Written task: Transcribe the full listing below exactly.

── Information supplied ──

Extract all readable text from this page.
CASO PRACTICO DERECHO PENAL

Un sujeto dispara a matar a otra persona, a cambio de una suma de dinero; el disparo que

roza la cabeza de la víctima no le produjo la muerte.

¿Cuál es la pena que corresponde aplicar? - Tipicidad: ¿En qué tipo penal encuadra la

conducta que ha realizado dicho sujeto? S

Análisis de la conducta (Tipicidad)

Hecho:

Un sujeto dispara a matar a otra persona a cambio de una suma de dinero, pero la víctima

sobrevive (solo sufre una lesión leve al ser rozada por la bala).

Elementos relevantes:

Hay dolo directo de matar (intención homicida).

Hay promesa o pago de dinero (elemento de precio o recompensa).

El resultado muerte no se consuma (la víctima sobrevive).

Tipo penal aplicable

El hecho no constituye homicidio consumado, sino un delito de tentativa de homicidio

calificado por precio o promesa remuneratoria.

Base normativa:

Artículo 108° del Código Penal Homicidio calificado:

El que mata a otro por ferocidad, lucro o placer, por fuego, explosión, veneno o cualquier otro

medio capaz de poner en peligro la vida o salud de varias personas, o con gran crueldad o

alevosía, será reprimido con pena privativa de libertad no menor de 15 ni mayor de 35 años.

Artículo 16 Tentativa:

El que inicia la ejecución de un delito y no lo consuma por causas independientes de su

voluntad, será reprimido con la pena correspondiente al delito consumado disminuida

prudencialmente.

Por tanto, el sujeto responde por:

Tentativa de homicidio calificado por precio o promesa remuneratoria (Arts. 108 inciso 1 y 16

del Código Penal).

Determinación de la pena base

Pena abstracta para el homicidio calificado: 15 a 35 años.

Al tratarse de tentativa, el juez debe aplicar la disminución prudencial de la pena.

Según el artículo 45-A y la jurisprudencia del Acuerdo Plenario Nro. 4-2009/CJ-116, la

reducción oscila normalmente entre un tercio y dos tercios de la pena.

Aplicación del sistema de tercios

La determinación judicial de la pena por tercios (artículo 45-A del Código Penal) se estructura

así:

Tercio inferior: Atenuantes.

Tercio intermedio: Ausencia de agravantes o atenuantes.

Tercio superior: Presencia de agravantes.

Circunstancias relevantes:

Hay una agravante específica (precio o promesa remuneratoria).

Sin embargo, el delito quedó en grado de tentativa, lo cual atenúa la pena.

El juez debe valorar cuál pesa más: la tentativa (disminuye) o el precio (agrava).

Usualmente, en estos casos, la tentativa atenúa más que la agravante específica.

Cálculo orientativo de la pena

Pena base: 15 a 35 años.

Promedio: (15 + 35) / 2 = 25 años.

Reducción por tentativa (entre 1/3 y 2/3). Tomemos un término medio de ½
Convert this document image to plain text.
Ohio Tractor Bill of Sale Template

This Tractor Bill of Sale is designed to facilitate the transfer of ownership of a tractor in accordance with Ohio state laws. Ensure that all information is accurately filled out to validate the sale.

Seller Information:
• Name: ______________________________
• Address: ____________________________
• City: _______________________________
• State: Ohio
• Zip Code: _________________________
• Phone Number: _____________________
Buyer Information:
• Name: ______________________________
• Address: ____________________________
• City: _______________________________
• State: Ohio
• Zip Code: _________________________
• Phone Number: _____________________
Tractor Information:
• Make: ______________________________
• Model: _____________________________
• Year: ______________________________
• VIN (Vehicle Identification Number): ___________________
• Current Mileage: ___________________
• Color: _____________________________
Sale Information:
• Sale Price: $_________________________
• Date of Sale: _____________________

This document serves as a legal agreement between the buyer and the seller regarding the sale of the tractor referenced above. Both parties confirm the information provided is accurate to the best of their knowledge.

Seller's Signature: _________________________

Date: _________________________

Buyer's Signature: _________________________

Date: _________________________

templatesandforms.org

───

Final result:
Extract all readable text from this page.
CASO PRACTICO DERECHO PENAL

Un sujeto dispara a matar a otra persona, a cambio de una suma de dinero; el disparo que

roza la cabeza de la víctima no le produjo la muerte.

¿Cuál es la pena que corresponde aplicar? - Tipicidad: ¿En qué tipo penal encuadra la

conducta que ha realizado dicho sujeto? S

Análisis de la conducta (Tipicidad)

Hecho:

Un sujeto dispara a matar a otra persona a cambio de una suma de dinero, pero la víctima

sobrevive (solo sufre una lesión leve al ser rozada por la bala).

Elementos relevantes:

Hay dolo directo de matar (intención homicida).

Hay promesa o pago de dinero (elemento de precio o recompensa).

El resultado muerte no se consuma (la víctima sobrevive).

Tipo penal aplicable

El hecho no constituye homicidio consumado, sino un delito de tentativa de homicidio

calificado por precio o promesa remuneratoria.

Base normativa:

Artículo 108° del Código Penal Homicidio calificado:

El que mata a otro por ferocidad, lucro o placer, por fuego, explosión, veneno o cualquier otro

medio capaz de poner en peligro la vida o salud de varias personas, o con gran crueldad o

alevosía, será reprimido con pena privativa de libertad no menor de 15 ni mayor de 35 años.

Artículo 16 Tentativa:

El que inicia la ejecución de un delito y no lo consuma por causas independientes de su

voluntad, será reprimido con la pena correspondiente al delito consumado disminuida

prudencialmente.

Por tanto, el sujeto responde por:

Tentativa de homicidio calificado por precio o promesa remuneratoria (Arts. 108 inciso 1 y 16

del Código Penal).

Determinación de la pena base

Pena abstracta para el homicidio calificado: 15 a 35 años.

Al tratarse de tentativa, el juez debe aplicar la disminución prudencial de la pena.

Según el artículo 45-A y la jurisprudencia del Acuerdo Plenario Nro. 4-2009/CJ-116, la

reducción oscila normalmente entre un tercio y dos tercios de la pena.

Aplicación del sistema de tercios

La determinación judicial de la pena por tercios (artículo 45-A del Código Penal) se estructura

así:

Tercio inferior: Atenuantes.

Tercio intermedio: Ausencia de agravantes o atenuantes.

Tercio superior: Presencia de agravantes.

Circunstancias relevantes:

Hay una agravante específica (precio o promesa remuneratoria).

Sin embargo, el delito quedó en grado de tentativa, lo cual atenúa la pena.

El juez debe valorar cuál pesa más: la tentativa (disminuye) o el precio (agrava).

Usualmente, en estos casos, la tentativa atenúa más que la agravante específica.

Cálculo orientativo de la pena

Pena base: 15 a 35 años.

Promedio: (15 + 35) / 2 = 25 años.

Reducción por tentativa (entre 1/3 y 2/3). Tomemos un término medio de ½
Convert this document image to plain text.
Ohio Tractor Bill of Sale Template

This Tractor Bill of Sale is designed to facilitate the transfer of ownership of a tractor in accordance with Ohio state laws. Ensure that all information is accurately filled out to validate the sale.

Seller Information:
• Name: ______________________________
• Address: ____________________________
• City: _______________________________
• State: Ohio
• Zip Code: _________________________
• Phone Number: _____________________
Buyer Information:
• Name: ______________________________
• Address: ____________________________
• City: _______________________________
• State: Ohio
• Zip Code: _________________________
• Phone Number: _____________________
Tractor Information:
• Make: ______________________________
• Model: _____________________________
• Year: ______________________________
• VIN (Vehicle Identification Number): ___________________
• Current Mileage: ___________________
• Color: _____________________________
Sale Information:
• Sale Price: $_________________________
• Date of Sale: _____________________

This document serves as a legal agreement between the buyer and the seller regarding the sale of the tractor referenced above. Both parties confirm the information provided is accurate to the best of their knowledge.

Seller's Signature: _________________________

Date: _________________________

Buyer's Signature: _________________________

Date: _________________________

templatesandforms.org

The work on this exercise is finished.